Dataset records

- - - - - - -

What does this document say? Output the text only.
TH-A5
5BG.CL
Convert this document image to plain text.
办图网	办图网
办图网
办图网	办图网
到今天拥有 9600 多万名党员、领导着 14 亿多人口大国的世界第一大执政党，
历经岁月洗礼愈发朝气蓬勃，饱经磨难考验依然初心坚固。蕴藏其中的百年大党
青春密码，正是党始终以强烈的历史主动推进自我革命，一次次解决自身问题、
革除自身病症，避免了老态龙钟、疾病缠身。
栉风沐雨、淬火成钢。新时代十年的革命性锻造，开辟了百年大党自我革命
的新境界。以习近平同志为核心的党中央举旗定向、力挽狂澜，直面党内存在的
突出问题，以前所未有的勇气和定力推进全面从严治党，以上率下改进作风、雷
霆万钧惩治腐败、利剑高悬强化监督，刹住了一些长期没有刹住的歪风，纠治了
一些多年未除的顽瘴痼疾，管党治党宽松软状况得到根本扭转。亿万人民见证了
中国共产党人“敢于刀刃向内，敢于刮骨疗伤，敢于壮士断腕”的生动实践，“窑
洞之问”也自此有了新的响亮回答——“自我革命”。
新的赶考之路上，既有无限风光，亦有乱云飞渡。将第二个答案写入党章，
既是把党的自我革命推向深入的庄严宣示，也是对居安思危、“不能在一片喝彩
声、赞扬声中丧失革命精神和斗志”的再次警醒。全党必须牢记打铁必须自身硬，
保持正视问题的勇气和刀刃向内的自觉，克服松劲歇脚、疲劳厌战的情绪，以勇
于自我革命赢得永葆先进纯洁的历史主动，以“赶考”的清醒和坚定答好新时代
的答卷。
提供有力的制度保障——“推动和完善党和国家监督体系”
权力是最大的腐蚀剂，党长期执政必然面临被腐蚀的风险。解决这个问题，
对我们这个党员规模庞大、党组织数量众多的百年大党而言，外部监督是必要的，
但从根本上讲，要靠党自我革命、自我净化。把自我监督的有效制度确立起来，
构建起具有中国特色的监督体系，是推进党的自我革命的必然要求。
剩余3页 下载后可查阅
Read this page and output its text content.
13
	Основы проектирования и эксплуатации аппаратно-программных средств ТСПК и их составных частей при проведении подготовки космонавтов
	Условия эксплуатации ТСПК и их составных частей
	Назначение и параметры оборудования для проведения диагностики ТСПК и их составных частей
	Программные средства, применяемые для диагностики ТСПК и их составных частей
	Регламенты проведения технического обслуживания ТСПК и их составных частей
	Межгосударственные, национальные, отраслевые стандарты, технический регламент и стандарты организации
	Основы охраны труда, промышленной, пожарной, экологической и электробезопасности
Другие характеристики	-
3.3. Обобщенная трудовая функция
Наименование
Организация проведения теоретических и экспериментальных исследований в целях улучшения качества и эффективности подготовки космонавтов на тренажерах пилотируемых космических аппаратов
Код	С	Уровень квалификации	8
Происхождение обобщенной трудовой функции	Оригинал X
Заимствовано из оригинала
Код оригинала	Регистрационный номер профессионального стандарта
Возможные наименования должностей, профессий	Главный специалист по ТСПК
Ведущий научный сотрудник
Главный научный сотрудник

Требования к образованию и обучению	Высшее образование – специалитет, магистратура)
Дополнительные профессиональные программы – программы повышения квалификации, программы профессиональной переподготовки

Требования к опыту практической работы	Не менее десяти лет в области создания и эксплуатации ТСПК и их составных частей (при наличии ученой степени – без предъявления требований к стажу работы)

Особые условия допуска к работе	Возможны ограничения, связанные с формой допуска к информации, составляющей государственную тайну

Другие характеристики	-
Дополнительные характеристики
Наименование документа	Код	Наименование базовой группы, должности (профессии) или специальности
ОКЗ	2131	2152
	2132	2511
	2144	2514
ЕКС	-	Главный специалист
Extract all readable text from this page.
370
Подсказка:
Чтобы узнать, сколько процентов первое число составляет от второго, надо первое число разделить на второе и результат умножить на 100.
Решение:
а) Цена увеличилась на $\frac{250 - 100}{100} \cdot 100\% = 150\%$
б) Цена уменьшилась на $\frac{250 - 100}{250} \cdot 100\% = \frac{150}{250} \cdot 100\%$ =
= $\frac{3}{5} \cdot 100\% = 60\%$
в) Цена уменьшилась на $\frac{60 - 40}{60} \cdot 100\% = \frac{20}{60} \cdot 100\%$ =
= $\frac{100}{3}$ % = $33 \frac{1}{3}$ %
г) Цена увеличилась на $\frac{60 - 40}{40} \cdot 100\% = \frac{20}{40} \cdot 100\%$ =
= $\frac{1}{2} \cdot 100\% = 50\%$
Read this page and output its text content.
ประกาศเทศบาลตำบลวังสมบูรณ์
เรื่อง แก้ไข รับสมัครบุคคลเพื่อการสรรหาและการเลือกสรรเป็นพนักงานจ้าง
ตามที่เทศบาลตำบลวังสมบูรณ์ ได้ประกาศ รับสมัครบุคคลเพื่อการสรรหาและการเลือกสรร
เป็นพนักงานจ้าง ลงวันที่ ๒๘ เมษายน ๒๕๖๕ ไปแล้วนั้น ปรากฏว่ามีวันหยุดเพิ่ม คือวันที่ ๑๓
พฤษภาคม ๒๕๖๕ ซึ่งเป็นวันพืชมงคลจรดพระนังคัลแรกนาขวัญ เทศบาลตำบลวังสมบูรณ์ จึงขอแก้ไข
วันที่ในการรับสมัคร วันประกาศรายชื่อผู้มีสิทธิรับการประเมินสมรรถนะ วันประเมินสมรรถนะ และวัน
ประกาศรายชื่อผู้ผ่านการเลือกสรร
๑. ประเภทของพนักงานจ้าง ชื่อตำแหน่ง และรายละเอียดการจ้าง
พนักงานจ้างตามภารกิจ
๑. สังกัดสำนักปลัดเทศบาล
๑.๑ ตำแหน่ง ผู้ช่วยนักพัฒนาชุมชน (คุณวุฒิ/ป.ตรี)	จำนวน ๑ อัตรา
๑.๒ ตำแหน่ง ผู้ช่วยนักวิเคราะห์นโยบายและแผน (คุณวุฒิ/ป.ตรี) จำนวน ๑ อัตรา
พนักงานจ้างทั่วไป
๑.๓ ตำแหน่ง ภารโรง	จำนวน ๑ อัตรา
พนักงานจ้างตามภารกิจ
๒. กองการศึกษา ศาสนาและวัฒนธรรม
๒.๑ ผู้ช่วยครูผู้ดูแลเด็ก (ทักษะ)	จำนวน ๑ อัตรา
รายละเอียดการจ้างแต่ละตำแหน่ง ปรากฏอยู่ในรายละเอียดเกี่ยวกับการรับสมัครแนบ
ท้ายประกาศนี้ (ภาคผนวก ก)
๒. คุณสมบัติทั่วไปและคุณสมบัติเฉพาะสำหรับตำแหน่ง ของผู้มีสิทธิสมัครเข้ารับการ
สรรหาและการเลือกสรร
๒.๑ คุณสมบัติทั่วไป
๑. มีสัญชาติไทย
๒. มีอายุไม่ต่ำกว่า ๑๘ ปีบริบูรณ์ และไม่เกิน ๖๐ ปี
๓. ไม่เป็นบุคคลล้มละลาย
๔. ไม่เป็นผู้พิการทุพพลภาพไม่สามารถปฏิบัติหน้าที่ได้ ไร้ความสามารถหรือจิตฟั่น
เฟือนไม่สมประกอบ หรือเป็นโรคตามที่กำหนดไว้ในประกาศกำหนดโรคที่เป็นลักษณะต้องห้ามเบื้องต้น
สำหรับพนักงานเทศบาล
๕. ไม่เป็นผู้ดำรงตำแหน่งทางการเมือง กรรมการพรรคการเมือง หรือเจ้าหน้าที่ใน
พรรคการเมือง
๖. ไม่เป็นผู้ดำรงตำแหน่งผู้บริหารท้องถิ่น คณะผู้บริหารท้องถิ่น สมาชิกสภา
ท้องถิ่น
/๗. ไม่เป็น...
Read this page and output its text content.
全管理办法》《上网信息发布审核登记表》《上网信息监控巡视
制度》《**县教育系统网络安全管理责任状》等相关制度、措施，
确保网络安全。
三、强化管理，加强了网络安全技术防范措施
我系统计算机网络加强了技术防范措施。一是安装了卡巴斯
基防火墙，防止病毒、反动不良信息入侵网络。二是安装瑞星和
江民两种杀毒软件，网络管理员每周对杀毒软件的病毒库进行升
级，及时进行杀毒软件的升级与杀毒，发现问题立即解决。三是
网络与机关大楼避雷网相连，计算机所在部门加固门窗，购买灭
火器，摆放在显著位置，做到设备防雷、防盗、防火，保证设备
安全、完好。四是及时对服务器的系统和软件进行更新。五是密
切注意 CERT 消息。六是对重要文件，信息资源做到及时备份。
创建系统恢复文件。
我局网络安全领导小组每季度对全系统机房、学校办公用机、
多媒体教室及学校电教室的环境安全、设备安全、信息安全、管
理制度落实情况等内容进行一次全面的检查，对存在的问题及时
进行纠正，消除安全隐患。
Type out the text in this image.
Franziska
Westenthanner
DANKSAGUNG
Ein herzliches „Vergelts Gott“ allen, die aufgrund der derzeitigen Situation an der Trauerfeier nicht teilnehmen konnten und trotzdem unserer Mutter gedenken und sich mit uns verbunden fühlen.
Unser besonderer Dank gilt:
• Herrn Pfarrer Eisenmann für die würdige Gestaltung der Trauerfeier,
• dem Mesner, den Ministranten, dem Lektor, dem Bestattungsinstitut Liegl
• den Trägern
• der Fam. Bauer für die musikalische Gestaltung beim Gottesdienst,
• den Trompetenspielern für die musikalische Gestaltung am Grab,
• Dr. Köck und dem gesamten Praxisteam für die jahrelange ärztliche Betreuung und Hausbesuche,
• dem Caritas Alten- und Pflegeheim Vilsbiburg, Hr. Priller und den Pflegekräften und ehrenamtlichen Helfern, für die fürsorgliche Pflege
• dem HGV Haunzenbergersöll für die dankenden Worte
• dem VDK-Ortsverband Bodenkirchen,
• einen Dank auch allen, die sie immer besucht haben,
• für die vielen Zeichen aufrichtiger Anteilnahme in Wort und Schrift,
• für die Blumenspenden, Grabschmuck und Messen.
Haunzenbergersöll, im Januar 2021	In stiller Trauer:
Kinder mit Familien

- - - - - - -

Return each line where "Haunzenbergersöll" shows up.

- Result for this exercise -
• dem HGV Haunzenbergersöll für die dankenden Worte
Haunzenbergersöll, im Januar 2021	In stiller Trauer:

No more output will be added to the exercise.